Problem requirements ::
Omit all images. Write out the rest of the material exactly.

======== Material for the task ========

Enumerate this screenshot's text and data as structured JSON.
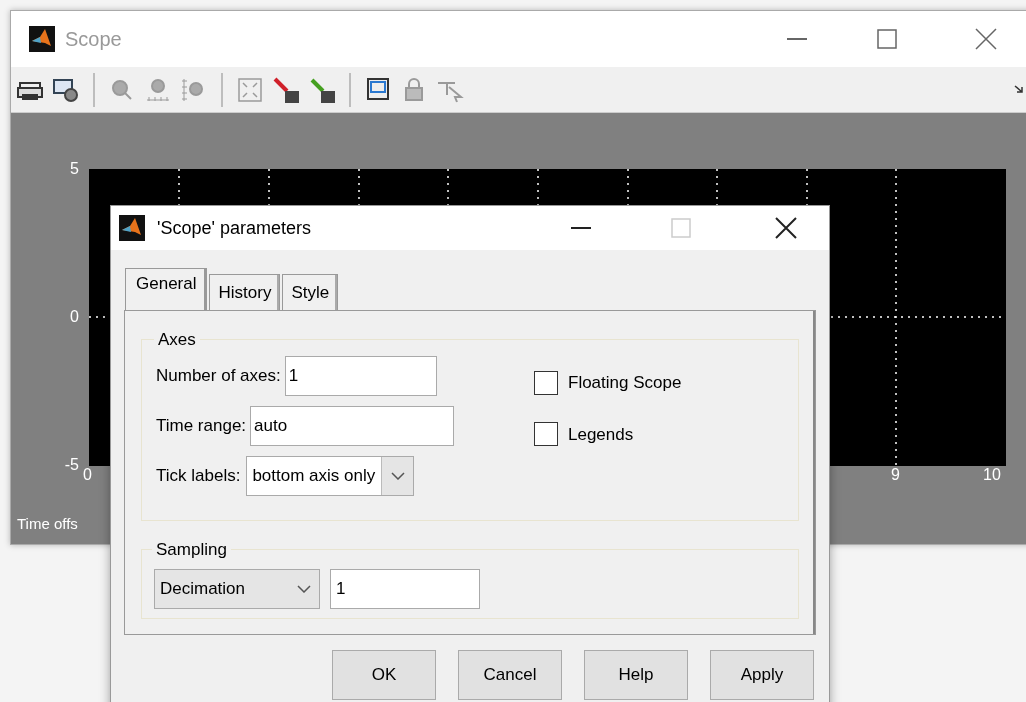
{
  "scope_window": {
    "title": "Scope"
  },
  "plot": {
    "y_ticks": [
      "5",
      "0",
      "-5"
    ],
    "x_ticks": [
      "0",
      "9",
      "10"
    ],
    "footer": "Time offs"
  },
  "dialog": {
    "title": "'Scope' parameters",
    "tabs": [
      {
        "label": "General",
        "selected": true
      },
      {
        "label": "History",
        "selected": false
      },
      {
        "label": "Style",
        "selected": false
      }
    ],
    "axes_group": {
      "title": "Axes",
      "number_of_axes": {
        "label": "Number of axes:",
        "value": "1"
      },
      "time_range": {
        "label": "Time range:",
        "value": "auto"
      },
      "tick_labels": {
        "label": "Tick labels:",
        "value": "bottom axis only"
      },
      "checkboxes": [
        {
          "label": "Floating Scope",
          "checked": false
        },
        {
          "label": "Legends",
          "checked": false
        }
      ]
    },
    "sampling_group": {
      "title": "Sampling",
      "mode": "Decimation",
      "value": "1"
    },
    "buttons": [
      "OK",
      "Cancel",
      "Help",
      "Apply"
    ]
  }
}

========

Answer to this problem ::
Enumerate this screenshot's text and data as structured JSON.
{
  "scope_window": {
    "title": "Scope"
  },
  "plot": {
    "y_ticks": [
      "5",
      "0",
      "-5"
    ],
    "x_ticks": [
      "0",
      "9",
      "10"
    ],
    "footer": "Time offs"
  },
  "dialog": {
    "title": "'Scope' parameters",
    "tabs": [
      {
        "label": "General",
        "selected": true
      },
      {
        "label": "History",
        "selected": false
      },
      {
        "label": "Style",
        "selected": false
      }
    ],
    "axes_group": {
      "title": "Axes",
      "number_of_axes": {
        "label": "Number of axes:",
        "value": "1"
      },
      "time_range": {
        "label": "Time range:",
        "value": "auto"
      },
      "tick_labels": {
        "label": "Tick labels:",
        "value": "bottom axis only"
      },
      "checkboxes": [
        {
          "label": "Floating Scope",
          "checked": false
        },
        {
          "label": "Legends",
          "checked": false
        }
      ]
    },
    "sampling_group": {
      "title": "Sampling",
      "mode": "Decimation",
      "value": "1"
    },
    "buttons": [
      "OK",
      "Cancel",
      "Help",
      "Apply"
    ]
  }
}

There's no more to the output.